— INSTRUCTIONS TO FOLLOW —
Copy out every line in the entries below that includes "Limanowa".

>> begin MATERIAL PROVIDED

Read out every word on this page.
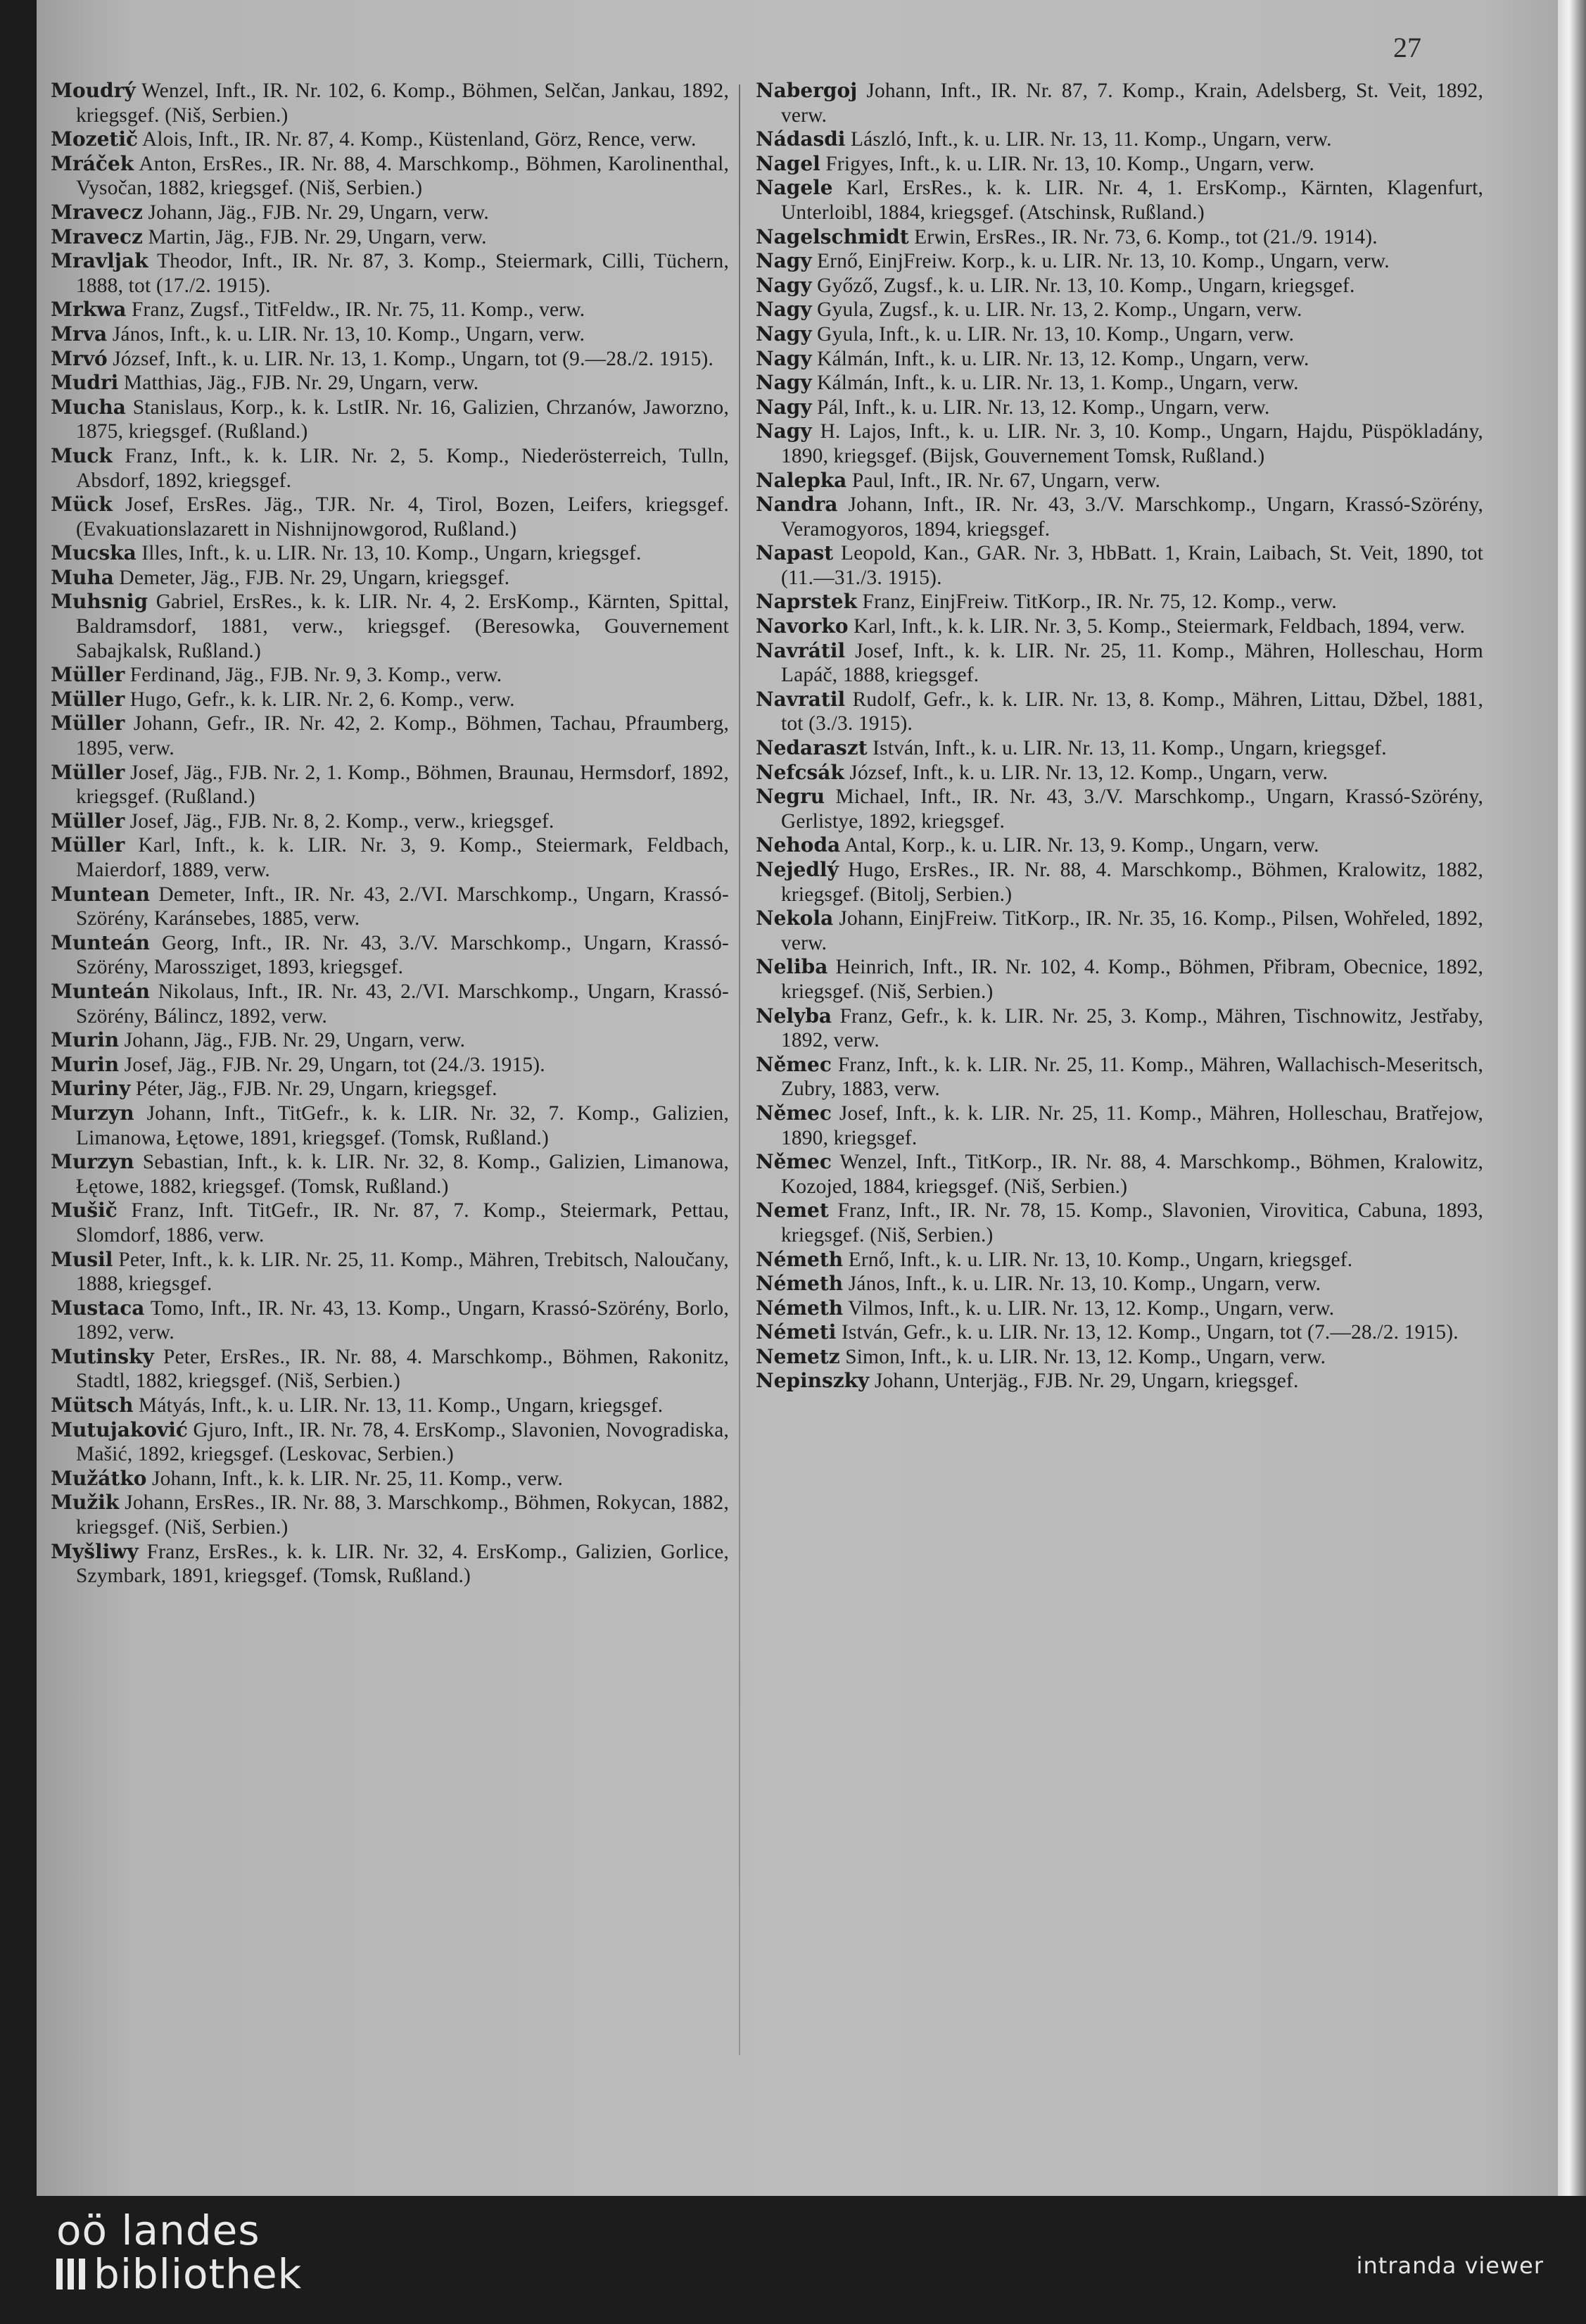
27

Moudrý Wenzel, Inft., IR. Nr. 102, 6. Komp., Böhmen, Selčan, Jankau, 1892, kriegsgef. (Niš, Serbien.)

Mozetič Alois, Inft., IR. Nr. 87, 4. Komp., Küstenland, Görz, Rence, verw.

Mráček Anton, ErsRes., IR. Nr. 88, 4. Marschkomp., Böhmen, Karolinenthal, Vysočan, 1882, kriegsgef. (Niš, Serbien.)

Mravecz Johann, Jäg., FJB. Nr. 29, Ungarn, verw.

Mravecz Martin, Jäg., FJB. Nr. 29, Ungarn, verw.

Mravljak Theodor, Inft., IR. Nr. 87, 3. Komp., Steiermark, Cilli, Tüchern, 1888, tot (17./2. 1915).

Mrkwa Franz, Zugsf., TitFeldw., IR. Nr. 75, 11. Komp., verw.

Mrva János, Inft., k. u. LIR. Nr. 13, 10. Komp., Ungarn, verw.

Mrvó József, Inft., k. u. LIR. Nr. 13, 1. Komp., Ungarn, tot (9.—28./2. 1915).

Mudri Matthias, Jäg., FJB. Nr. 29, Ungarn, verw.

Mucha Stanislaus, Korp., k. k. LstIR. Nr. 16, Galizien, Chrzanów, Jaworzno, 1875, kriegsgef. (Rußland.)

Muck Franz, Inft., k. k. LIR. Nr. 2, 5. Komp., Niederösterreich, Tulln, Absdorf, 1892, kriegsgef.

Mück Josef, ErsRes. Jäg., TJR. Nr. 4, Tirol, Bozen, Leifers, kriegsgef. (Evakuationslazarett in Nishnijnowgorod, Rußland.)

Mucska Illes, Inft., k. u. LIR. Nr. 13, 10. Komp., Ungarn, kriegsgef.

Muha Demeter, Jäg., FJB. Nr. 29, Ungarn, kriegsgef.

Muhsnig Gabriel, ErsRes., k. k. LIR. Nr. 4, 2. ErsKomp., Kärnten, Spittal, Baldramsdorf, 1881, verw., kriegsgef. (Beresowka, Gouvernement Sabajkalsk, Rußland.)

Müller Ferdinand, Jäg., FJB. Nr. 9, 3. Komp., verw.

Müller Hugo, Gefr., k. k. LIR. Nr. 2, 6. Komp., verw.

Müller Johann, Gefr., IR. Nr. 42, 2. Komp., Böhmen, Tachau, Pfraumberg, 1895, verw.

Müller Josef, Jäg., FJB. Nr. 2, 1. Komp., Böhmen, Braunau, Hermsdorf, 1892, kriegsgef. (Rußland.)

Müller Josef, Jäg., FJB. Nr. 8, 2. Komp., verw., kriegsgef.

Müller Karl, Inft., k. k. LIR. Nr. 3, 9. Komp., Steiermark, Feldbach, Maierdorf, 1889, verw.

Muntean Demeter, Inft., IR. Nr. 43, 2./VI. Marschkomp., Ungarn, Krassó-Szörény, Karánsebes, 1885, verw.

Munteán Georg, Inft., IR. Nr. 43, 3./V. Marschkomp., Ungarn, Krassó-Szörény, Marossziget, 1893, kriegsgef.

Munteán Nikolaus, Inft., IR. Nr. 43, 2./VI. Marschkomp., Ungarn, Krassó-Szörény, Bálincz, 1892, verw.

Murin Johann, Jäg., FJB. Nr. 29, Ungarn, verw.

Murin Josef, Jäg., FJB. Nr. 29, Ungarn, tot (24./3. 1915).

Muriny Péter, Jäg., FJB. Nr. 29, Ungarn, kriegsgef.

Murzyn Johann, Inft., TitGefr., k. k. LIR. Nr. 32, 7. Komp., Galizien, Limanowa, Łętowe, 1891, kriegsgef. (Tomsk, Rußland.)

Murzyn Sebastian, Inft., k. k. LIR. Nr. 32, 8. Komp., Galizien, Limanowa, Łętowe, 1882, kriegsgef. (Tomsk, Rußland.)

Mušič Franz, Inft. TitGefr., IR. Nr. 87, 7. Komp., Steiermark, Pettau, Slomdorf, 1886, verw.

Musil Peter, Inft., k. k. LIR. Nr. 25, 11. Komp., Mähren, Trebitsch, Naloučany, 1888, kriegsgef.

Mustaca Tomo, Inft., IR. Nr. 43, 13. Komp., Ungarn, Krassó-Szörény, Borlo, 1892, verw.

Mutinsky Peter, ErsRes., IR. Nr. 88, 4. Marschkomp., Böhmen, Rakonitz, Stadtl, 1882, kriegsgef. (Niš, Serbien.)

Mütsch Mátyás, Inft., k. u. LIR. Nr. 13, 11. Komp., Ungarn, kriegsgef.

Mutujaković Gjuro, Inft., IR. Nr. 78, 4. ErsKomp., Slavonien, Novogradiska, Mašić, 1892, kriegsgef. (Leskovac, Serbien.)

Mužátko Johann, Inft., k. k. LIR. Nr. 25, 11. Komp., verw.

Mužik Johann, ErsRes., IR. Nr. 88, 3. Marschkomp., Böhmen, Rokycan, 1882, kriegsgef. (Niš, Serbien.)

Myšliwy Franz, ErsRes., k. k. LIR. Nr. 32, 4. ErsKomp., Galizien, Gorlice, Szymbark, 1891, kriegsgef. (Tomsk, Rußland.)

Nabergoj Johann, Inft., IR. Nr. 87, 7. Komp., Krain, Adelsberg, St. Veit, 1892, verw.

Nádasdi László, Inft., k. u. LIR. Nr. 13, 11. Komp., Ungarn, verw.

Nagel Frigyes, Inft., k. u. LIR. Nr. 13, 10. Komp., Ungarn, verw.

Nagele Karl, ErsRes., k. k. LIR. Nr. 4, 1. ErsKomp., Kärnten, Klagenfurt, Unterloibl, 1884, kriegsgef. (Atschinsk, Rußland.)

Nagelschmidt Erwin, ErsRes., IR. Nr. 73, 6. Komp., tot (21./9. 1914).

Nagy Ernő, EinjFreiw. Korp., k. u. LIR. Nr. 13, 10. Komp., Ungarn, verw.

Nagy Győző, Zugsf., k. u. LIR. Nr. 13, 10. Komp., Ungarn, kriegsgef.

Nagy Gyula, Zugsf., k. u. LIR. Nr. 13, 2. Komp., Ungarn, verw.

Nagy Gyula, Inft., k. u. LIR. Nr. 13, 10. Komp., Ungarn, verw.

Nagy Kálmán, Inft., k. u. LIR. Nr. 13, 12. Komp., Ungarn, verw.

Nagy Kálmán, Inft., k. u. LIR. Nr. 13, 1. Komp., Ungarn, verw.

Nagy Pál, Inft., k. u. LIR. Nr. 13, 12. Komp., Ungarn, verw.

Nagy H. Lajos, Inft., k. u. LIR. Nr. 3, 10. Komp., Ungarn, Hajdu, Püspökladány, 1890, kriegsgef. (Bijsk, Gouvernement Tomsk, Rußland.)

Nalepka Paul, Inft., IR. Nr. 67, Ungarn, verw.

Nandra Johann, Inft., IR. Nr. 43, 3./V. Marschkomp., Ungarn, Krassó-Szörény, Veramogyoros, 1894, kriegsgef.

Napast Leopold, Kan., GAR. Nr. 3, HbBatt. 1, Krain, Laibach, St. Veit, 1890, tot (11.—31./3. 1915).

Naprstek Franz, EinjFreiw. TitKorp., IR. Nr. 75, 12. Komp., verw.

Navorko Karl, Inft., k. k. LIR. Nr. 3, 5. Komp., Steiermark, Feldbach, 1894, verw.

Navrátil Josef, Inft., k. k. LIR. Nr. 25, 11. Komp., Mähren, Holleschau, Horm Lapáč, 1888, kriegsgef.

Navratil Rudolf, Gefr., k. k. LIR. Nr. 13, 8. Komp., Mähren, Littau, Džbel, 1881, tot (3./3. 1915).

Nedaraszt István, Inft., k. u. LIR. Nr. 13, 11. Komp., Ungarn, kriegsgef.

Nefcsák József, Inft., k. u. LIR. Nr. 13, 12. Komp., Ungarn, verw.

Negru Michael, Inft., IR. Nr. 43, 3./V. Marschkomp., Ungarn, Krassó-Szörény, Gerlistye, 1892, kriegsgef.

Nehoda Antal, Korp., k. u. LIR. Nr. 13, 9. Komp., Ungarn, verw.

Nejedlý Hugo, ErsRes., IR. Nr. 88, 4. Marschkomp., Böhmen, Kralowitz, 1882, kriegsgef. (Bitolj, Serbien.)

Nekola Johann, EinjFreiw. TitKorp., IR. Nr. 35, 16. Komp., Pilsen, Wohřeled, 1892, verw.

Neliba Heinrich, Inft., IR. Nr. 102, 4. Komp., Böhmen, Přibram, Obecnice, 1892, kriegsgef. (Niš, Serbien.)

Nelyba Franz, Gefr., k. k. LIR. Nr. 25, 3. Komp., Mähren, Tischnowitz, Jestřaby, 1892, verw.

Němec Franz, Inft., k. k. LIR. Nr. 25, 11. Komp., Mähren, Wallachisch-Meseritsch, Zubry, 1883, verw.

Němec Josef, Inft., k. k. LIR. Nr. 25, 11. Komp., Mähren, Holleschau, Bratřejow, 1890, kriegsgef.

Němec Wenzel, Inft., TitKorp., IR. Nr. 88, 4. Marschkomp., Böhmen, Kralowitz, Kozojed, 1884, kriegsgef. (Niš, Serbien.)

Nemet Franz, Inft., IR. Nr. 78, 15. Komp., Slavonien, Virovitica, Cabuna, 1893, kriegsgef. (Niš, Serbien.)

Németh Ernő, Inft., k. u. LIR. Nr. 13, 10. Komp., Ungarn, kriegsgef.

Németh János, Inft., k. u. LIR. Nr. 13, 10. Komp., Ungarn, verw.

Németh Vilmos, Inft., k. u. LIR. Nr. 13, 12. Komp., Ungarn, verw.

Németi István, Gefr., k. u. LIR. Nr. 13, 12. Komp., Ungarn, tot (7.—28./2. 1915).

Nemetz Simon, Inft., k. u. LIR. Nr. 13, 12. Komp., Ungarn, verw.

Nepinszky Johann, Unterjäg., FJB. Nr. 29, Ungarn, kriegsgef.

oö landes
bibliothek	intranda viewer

>> end MATERIAL PROVIDED
>> begin MATERIAL PROVIDED

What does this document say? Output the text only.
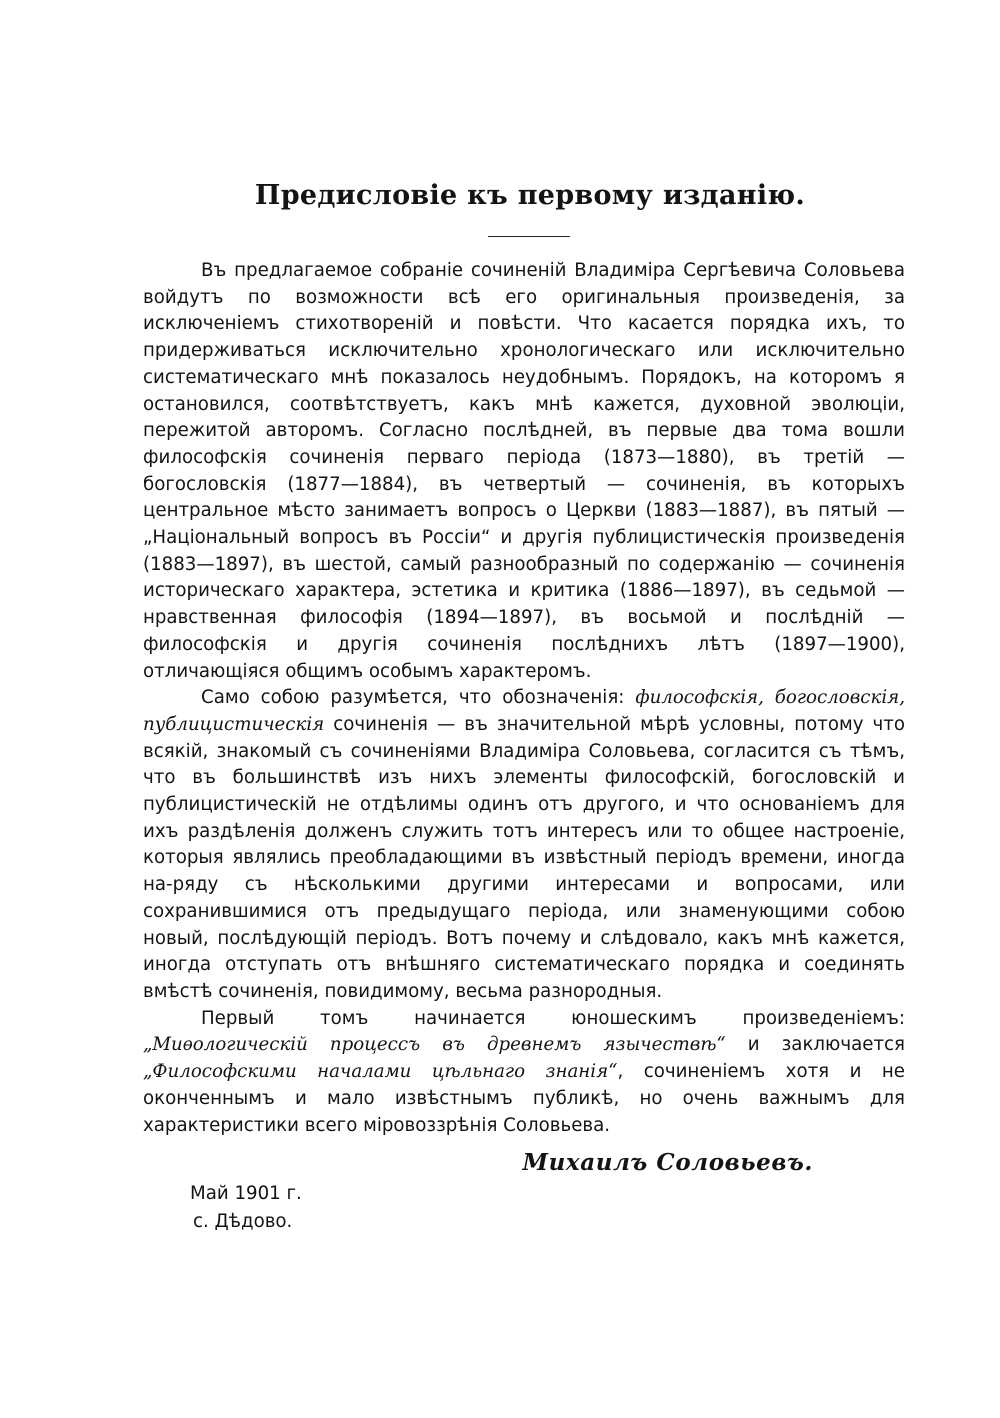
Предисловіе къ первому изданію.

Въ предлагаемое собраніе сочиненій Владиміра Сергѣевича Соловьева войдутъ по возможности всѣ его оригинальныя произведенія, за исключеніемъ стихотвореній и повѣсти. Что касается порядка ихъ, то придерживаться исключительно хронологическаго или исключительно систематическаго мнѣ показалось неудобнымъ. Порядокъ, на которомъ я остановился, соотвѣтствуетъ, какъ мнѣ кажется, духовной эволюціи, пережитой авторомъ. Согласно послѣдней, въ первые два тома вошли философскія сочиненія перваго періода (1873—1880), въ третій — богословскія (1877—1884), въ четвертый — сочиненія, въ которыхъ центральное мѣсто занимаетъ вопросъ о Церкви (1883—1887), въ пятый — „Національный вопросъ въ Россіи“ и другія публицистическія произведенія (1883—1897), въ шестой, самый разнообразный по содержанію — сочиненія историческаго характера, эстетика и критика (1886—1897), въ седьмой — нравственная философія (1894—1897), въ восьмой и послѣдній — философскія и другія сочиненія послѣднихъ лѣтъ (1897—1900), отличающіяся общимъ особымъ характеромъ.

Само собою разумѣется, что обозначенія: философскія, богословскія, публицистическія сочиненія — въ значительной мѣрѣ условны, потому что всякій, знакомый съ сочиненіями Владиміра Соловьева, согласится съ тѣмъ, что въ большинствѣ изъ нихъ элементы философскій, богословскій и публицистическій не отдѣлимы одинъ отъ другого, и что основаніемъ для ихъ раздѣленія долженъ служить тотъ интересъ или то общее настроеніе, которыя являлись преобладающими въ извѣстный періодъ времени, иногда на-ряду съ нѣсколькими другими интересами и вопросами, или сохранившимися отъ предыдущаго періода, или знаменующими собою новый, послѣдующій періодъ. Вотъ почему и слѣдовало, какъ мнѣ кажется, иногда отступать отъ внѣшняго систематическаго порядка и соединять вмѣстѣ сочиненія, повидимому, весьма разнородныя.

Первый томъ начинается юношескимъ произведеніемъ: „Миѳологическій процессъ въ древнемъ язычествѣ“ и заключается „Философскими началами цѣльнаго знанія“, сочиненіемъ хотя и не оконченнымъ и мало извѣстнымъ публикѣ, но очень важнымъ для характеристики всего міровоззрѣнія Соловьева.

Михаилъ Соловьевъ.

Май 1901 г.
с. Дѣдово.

>> end MATERIAL PROVIDED

— RESULT FOR THIS EXERCISE —
Murzyn Johann, Inft., TitGefr., k. k. LIR. Nr. 32, 7. Komp., Galizien, Limanowa, Łętowe, 1891, kriegsgef. (Tomsk, Rußland.)
Murzyn Sebastian, Inft., k. k. LIR. Nr. 32, 8. Komp., Galizien, Limanowa, Łętowe, 1882, kriegsgef. (Tomsk, Rußland.)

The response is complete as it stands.